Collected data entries

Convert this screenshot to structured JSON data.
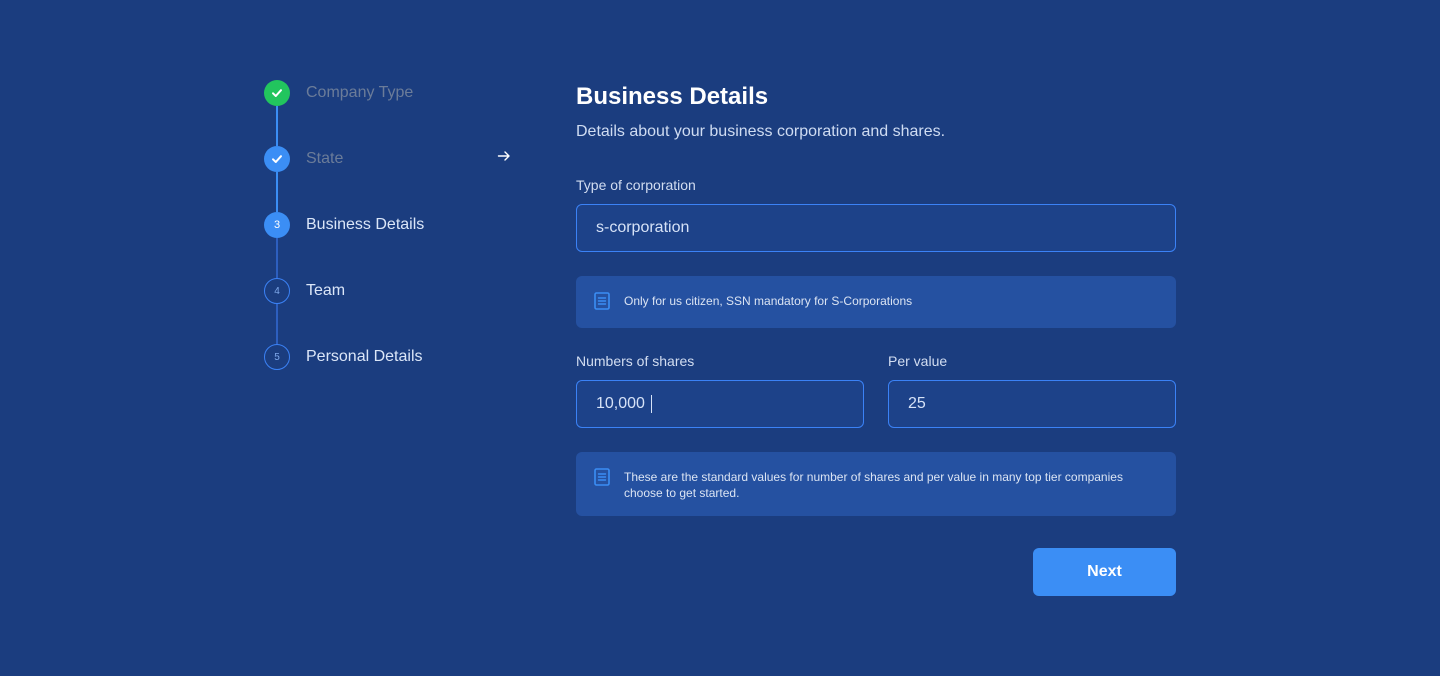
{
  "stepper": {
    "steps": [
      {
        "number": "",
        "label": "Company Type",
        "status": "completed"
      },
      {
        "number": "",
        "label": "State",
        "status": "completed"
      },
      {
        "number": "3",
        "label": "Business Details",
        "status": "current"
      },
      {
        "number": "4",
        "label": "Team",
        "status": "upcoming"
      },
      {
        "number": "5",
        "label": "Personal Details",
        "status": "upcoming"
      }
    ]
  },
  "main": {
    "title": "Business Details",
    "subtitle": "Details about your business corporation and shares.",
    "corporation": {
      "label": "Type of corporation",
      "value": "s-corporation"
    },
    "corporation_note": "Only for us citizen, SSN mandatory for S-Corporations",
    "shares": {
      "label": "Numbers of shares",
      "value": "10,000"
    },
    "per_value": {
      "label": "Per value",
      "value": "25"
    },
    "shares_note": "These are the standard values for number of shares and per value in many top tier companies choose to get started.",
    "next_label": "Next"
  },
  "icons": {
    "completed": "check-icon",
    "note": "document-icon",
    "arrow": "arrow-right-icon"
  },
  "colors": {
    "background": "#1b3d7f",
    "accent": "#3b8ef5",
    "success": "#22c55e",
    "input_border": "#3b82f6",
    "info_background": "#2551a1"
  }
}
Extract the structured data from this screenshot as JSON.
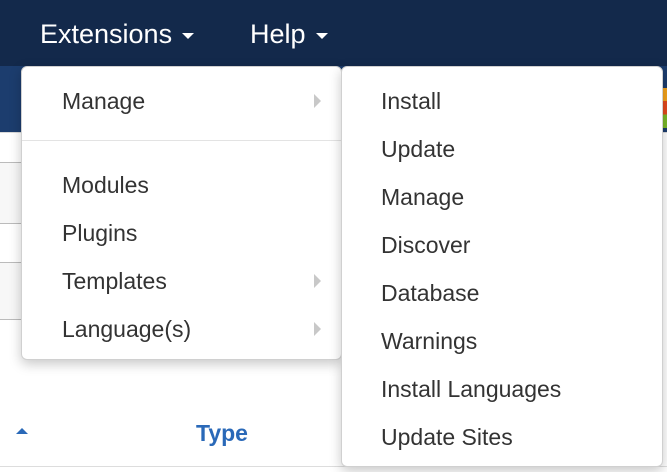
{
  "navbar": {
    "items": [
      {
        "label": "Extensions",
        "icon": "caret-down-icon"
      },
      {
        "label": "Help",
        "icon": "caret-down-icon"
      }
    ]
  },
  "extensions_menu": {
    "items": [
      {
        "label": "Manage",
        "has_submenu": true
      },
      {
        "label": "Modules",
        "has_submenu": false
      },
      {
        "label": "Plugins",
        "has_submenu": false
      },
      {
        "label": "Templates",
        "has_submenu": true
      },
      {
        "label": "Language(s)",
        "has_submenu": true
      }
    ]
  },
  "manage_submenu": {
    "items": [
      {
        "label": "Install"
      },
      {
        "label": "Update"
      },
      {
        "label": "Manage"
      },
      {
        "label": "Discover"
      },
      {
        "label": "Database"
      },
      {
        "label": "Warnings"
      },
      {
        "label": "Install Languages"
      },
      {
        "label": "Update Sites"
      }
    ]
  },
  "background": {
    "column_type_label": "Type"
  },
  "colors": {
    "navbar_bg": "#13294b",
    "header_bg": "#1c3d6e",
    "link_blue": "#2a69b8",
    "menu_text": "#333333"
  }
}
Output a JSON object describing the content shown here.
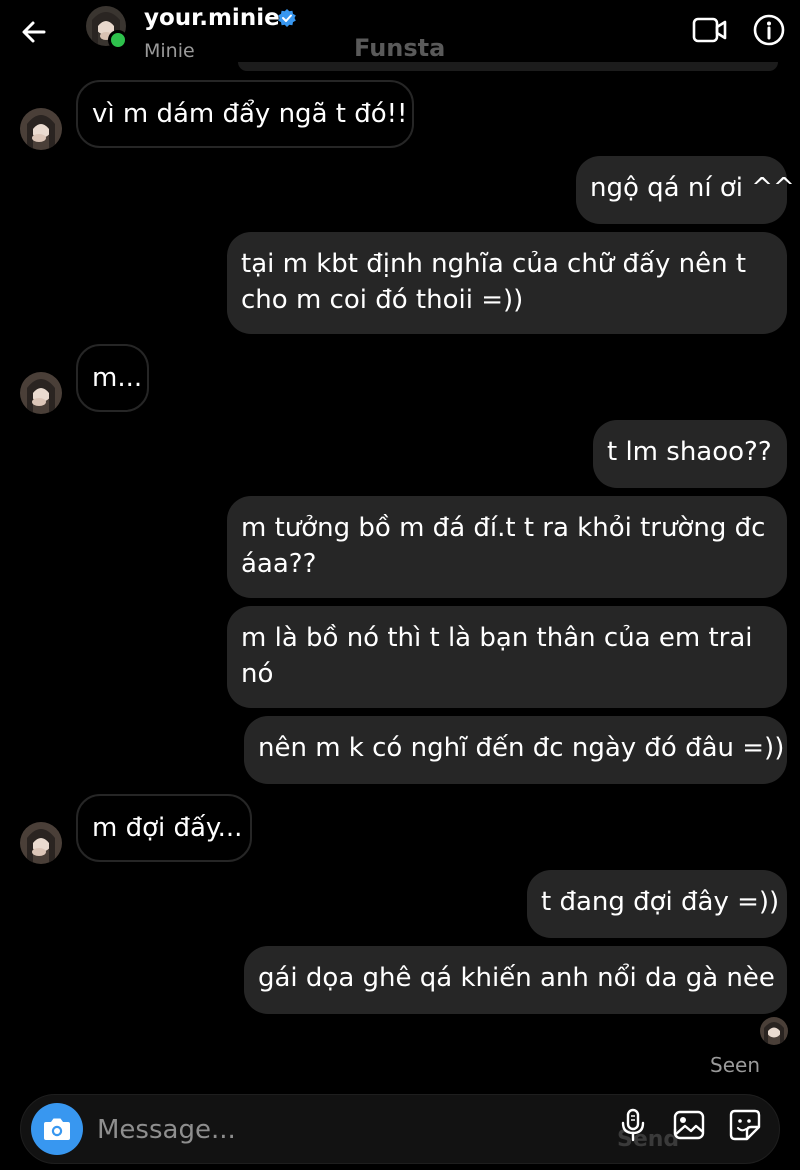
{
  "header": {
    "name": "your.minie",
    "subtitle": "Minie",
    "ghost_title": "Funsta"
  },
  "messages": [
    {
      "side": "them",
      "text": "vì m dám đẩy ngã t đó!!"
    },
    {
      "side": "me",
      "text": "ngộ qá ní ơi ^^"
    },
    {
      "side": "me",
      "text": "tại m kbt định nghĩa của chữ đấy nên t cho m coi đó thoii =))"
    },
    {
      "side": "them",
      "text": "m..."
    },
    {
      "side": "me",
      "text": "t lm shaoo??"
    },
    {
      "side": "me",
      "text": "m tưởng bồ m đá đí.t t ra khỏi trường đc áaa??"
    },
    {
      "side": "me",
      "text": "m là bồ nó thì t là bạn thân của em trai nó"
    },
    {
      "side": "me",
      "text": "nên m k có nghĩ đến đc ngày đó đâu =))"
    },
    {
      "side": "them",
      "text": "m đợi đấy..."
    },
    {
      "side": "me",
      "text": "t đang đợi đây =))"
    },
    {
      "side": "me",
      "text": "gái dọa ghê qá khiến anh nổi da gà nèe"
    }
  ],
  "status": {
    "seen": "Seen"
  },
  "composer": {
    "placeholder": "Message...",
    "ghost_send": "Send"
  },
  "icons": {
    "back": "arrow-left-icon",
    "verified": "verified-badge-icon",
    "video": "video-camera-icon",
    "info": "info-icon",
    "camera": "camera-icon",
    "mic": "microphone-icon",
    "gallery": "image-gallery-icon",
    "sticker": "sticker-icon"
  },
  "colors": {
    "background": "#000000",
    "bubble_me": "#262626",
    "bubble_them_border": "#262626",
    "accent_blue": "#3897f0",
    "online_green": "#2ec14c",
    "muted_text": "#9a9a9a"
  }
}
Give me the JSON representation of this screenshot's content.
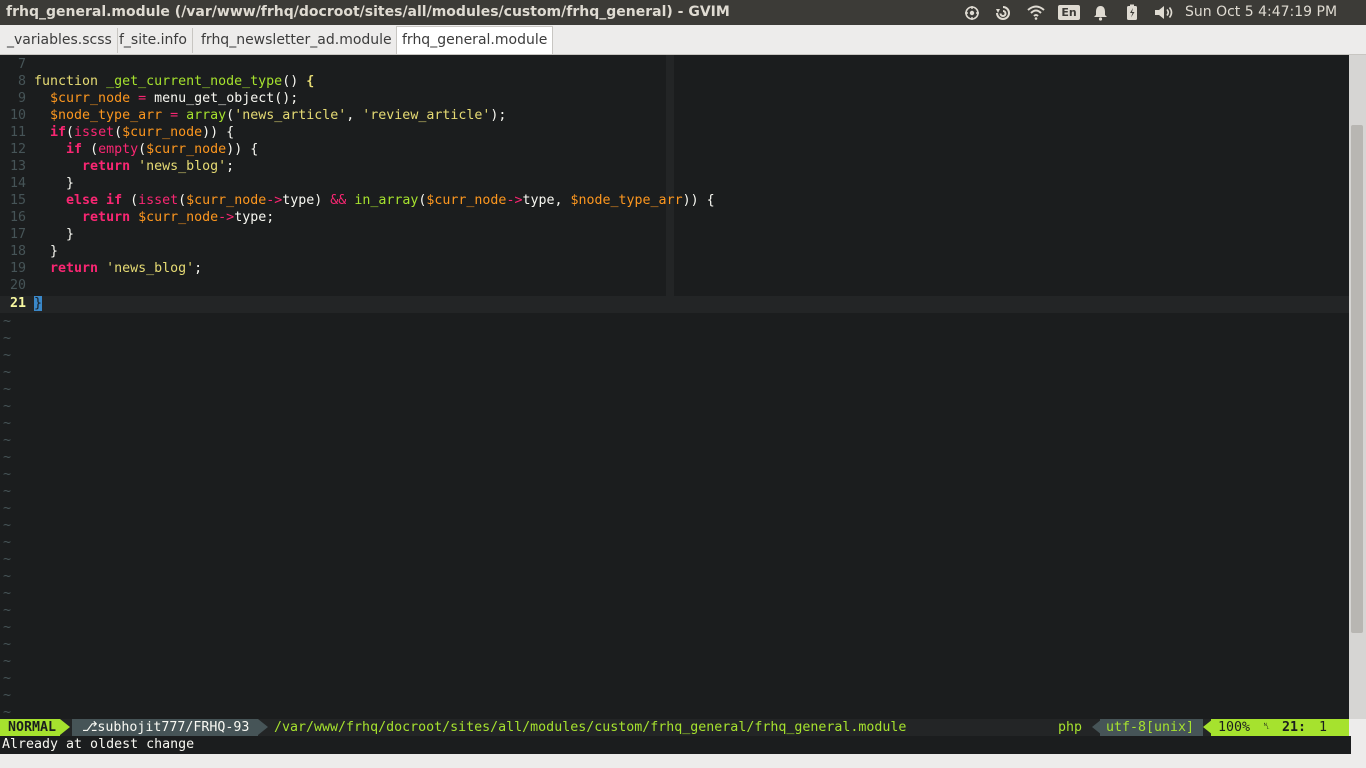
{
  "window": {
    "title": "frhq_general.module (/var/www/frhq/docroot/sites/all/modules/custom/frhq_general) - GVIM"
  },
  "tray": {
    "icons": [
      "sync-indicator-icon",
      "dropbox-icon",
      "wifi-icon",
      "keyboard-layout-icon",
      "notification-icon",
      "battery-icon",
      "volume-icon"
    ],
    "keyboard_layout": "En",
    "clock": "Sun Oct  5  4:47:19 PM"
  },
  "tabs": [
    {
      "label": "_variables.scss",
      "active": false
    },
    {
      "label": "f_site.info",
      "active": false
    },
    {
      "label": "frhq_newsletter_ad.module",
      "active": false
    },
    {
      "label": "frhq_general.module",
      "active": true
    }
  ],
  "editor": {
    "lines": [
      {
        "num": "7",
        "text": ""
      },
      {
        "num": "8",
        "text": "function _get_current_node_type() {"
      },
      {
        "num": "9",
        "text": "  $curr_node = menu_get_object();"
      },
      {
        "num": "10",
        "text": "  $node_type_arr = array('news_article', 'review_article');"
      },
      {
        "num": "11",
        "text": "  if(isset($curr_node)) {"
      },
      {
        "num": "12",
        "text": "    if (empty($curr_node)) {"
      },
      {
        "num": "13",
        "text": "      return 'news_blog';"
      },
      {
        "num": "14",
        "text": "    }"
      },
      {
        "num": "15",
        "text": "    else if (isset($curr_node->type) && in_array($curr_node->type, $node_type_arr)) {"
      },
      {
        "num": "16",
        "text": "      return $curr_node->type;"
      },
      {
        "num": "17",
        "text": "    }"
      },
      {
        "num": "18",
        "text": "  }"
      },
      {
        "num": "19",
        "text": "  return 'news_blog';"
      },
      {
        "num": "20",
        "text": ""
      },
      {
        "num": "21",
        "text": "}"
      }
    ],
    "current_line": "21",
    "empty_line_marker": "~"
  },
  "statusline": {
    "mode": "NORMAL",
    "branch": "⎇subhojit777/FRHQ-93",
    "path": "/var/www/frhq/docroot/sites/all/modules/custom/frhq_general/frhq_general.module",
    "filetype": "php",
    "encoding": "utf-8[unix]",
    "percent": "100%",
    "line_symbol": "␤",
    "line": "21:",
    "column": "1"
  },
  "cmdline": {
    "message": "Already at oldest change"
  },
  "colors": {
    "background": "#1b1d1e",
    "keyword": "#f92672",
    "function": "#a6e22e",
    "variable": "#fd971f",
    "string": "#e6db74",
    "statusline_accent": "#a6e22e",
    "cursor": "#3a88c9"
  }
}
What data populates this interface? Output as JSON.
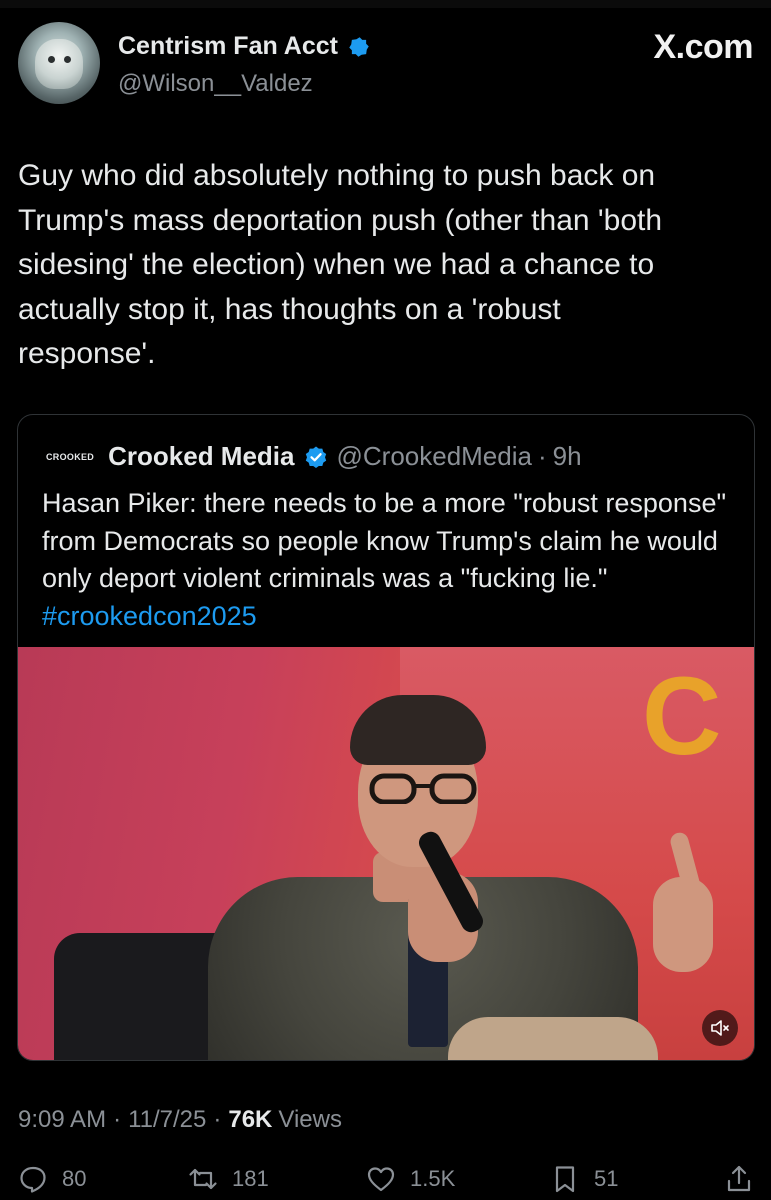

**Requirement:** Repeat the data in full and exactly. Omit pictures.

**Correct response:**
Convert this screenshot to structured JSON data.
{
  "stepper": {
    "steps": [
      {
        "number": "",
        "label": "Company Type",
        "status": "completed"
      },
      {
        "number": "",
        "label": "State",
        "status": "completed"
      },
      {
        "number": "3",
        "label": "Business Details",
        "status": "current"
      },
      {
        "number": "4",
        "label": "Team",
        "status": "upcoming"
      },
      {
        "number": "5",
        "label": "Personal Details",
        "status": "upcoming"
      }
    ]
  },
  "main": {
    "title": "Business Details",
    "subtitle": "Details about your business corporation and shares.",
    "corporation": {
      "label": "Type of corporation",
      "value": "s-corporation"
    },
    "corporation_note": "Only for us citizen, SSN mandatory for S-Corporations",
    "shares": {
      "label": "Numbers of shares",
      "value": "10,000"
    },
    "per_value": {
      "label": "Per value",
      "value": "25"
    },
    "shares_note": "These are the standard values for number of shares and per value in many top tier companies choose to get started.",
    "next_label": "Next"
  },
  "icons": {
    "completed": "check-icon",
    "note": "document-icon",
    "arrow": "arrow-right-icon"
  },
  "colors": {
    "background": "#1b3d7f",
    "accent": "#3b8ef5",
    "success": "#22c55e",
    "input_border": "#3b82f6",
    "info_background": "#2551a1"
  }
}
Extract the structured data from this screenshot as JSON.
{
  "navbar": {
    "items": [
      {
        "label": "Extensions",
        "icon": "caret-down-icon"
      },
      {
        "label": "Help",
        "icon": "caret-down-icon"
      }
    ]
  },
  "extensions_menu": {
    "items": [
      {
        "label": "Manage",
        "has_submenu": true
      },
      {
        "label": "Modules",
        "has_submenu": false
      },
      {
        "label": "Plugins",
        "has_submenu": false
      },
      {
        "label": "Templates",
        "has_submenu": true
      },
      {
        "label": "Language(s)",
        "has_submenu": true
      }
    ]
  },
  "manage_submenu": {
    "items": [
      {
        "label": "Install"
      },
      {
        "label": "Update"
      },
      {
        "label": "Manage"
      },
      {
        "label": "Discover"
      },
      {
        "label": "Database"
      },
      {
        "label": "Warnings"
      },
      {
        "label": "Install Languages"
      },
      {
        "label": "Update Sites"
      }
    ]
  },
  "background": {
    "column_type_label": "Type"
  },
  "colors": {
    "navbar_bg": "#13294b",
    "header_bg": "#1c3d6e",
    "link_blue": "#2a69b8",
    "menu_text": "#333333"
  }
}
Output a JSON object describing the content shown here.
{
  "header": {
    "name": "your.minie",
    "subtitle": "Minie",
    "ghost_title": "Funsta"
  },
  "messages": [
    {
      "side": "them",
      "text": "vì m dám đẩy ngã t đó!!"
    },
    {
      "side": "me",
      "text": "ngộ qá ní ơi ^^"
    },
    {
      "side": "me",
      "text": "tại m kbt định nghĩa của chữ đấy nên t cho m coi đó thoii =))"
    },
    {
      "side": "them",
      "text": "m..."
    },
    {
      "side": "me",
      "text": "t lm shaoo??"
    },
    {
      "side": "me",
      "text": "m tưởng bồ m đá đí.t t ra khỏi trường đc áaa??"
    },
    {
      "side": "me",
      "text": "m là bồ nó thì t là bạn thân của em trai nó"
    },
    {
      "side": "me",
      "text": "nên m k có nghĩ đến đc ngày đó đâu =))"
    },
    {
      "side": "them",
      "text": "m đợi đấy..."
    },
    {
      "side": "me",
      "text": "t đang đợi đây =))"
    },
    {
      "side": "me",
      "text": "gái dọa ghê qá khiến anh nổi da gà nèe"
    }
  ],
  "status": {
    "seen": "Seen"
  },
  "composer": {
    "placeholder": "Message...",
    "ghost_send": "Send"
  },
  "icons": {
    "back": "arrow-left-icon",
    "verified": "verified-badge-icon",
    "video": "video-camera-icon",
    "info": "info-icon",
    "camera": "camera-icon",
    "mic": "microphone-icon",
    "gallery": "image-gallery-icon",
    "sticker": "sticker-icon"
  },
  "colors": {
    "background": "#000000",
    "bubble_me": "#262626",
    "bubble_them_border": "#262626",
    "accent_blue": "#3897f0",
    "online_green": "#2ec14c",
    "muted_text": "#9a9a9a"
  }
}
Give me the JSON representation of this screenshot's content.
{
  "window": {
    "title": "frhq_general.module (/var/www/frhq/docroot/sites/all/modules/custom/frhq_general) - GVIM"
  },
  "tray": {
    "icons": [
      "sync-indicator-icon",
      "dropbox-icon",
      "wifi-icon",
      "keyboard-layout-icon",
      "notification-icon",
      "battery-icon",
      "volume-icon"
    ],
    "keyboard_layout": "En",
    "clock": "Sun Oct  5  4:47:19 PM"
  },
  "tabs": [
    {
      "label": "_variables.scss",
      "active": false
    },
    {
      "label": "f_site.info",
      "active": false
    },
    {
      "label": "frhq_newsletter_ad.module",
      "active": false
    },
    {
      "label": "frhq_general.module",
      "active": true
    }
  ],
  "editor": {
    "lines": [
      {
        "num": "7",
        "text": ""
      },
      {
        "num": "8",
        "text": "function _get_current_node_type() {"
      },
      {
        "num": "9",
        "text": "  $curr_node = menu_get_object();"
      },
      {
        "num": "10",
        "text": "  $node_type_arr = array('news_article', 'review_article');"
      },
      {
        "num": "11",
        "text": "  if(isset($curr_node)) {"
      },
      {
        "num": "12",
        "text": "    if (empty($curr_node)) {"
      },
      {
        "num": "13",
        "text": "      return 'news_blog';"
      },
      {
        "num": "14",
        "text": "    }"
      },
      {
        "num": "15",
        "text": "    else if (isset($curr_node->type) && in_array($curr_node->type, $node_type_arr)) {"
      },
      {
        "num": "16",
        "text": "      return $curr_node->type;"
      },
      {
        "num": "17",
        "text": "    }"
      },
      {
        "num": "18",
        "text": "  }"
      },
      {
        "num": "19",
        "text": "  return 'news_blog';"
      },
      {
        "num": "20",
        "text": ""
      },
      {
        "num": "21",
        "text": "}"
      }
    ],
    "current_line": "21",
    "empty_line_marker": "~"
  },
  "statusline": {
    "mode": "NORMAL",
    "branch": "⎇subhojit777/FRHQ-93",
    "path": "/var/www/frhq/docroot/sites/all/modules/custom/frhq_general/frhq_general.module",
    "filetype": "php",
    "encoding": "utf-8[unix]",
    "percent": "100%",
    "line_symbol": "␤",
    "line": "21:",
    "column": "1"
  },
  "cmdline": {
    "message": "Already at oldest change"
  },
  "colors": {
    "background": "#1b1d1e",
    "keyword": "#f92672",
    "function": "#a6e22e",
    "variable": "#fd971f",
    "string": "#e6db74",
    "statusline_accent": "#a6e22e",
    "cursor": "#3a88c9"
  }
}
What data populates this interface? Output as JSON.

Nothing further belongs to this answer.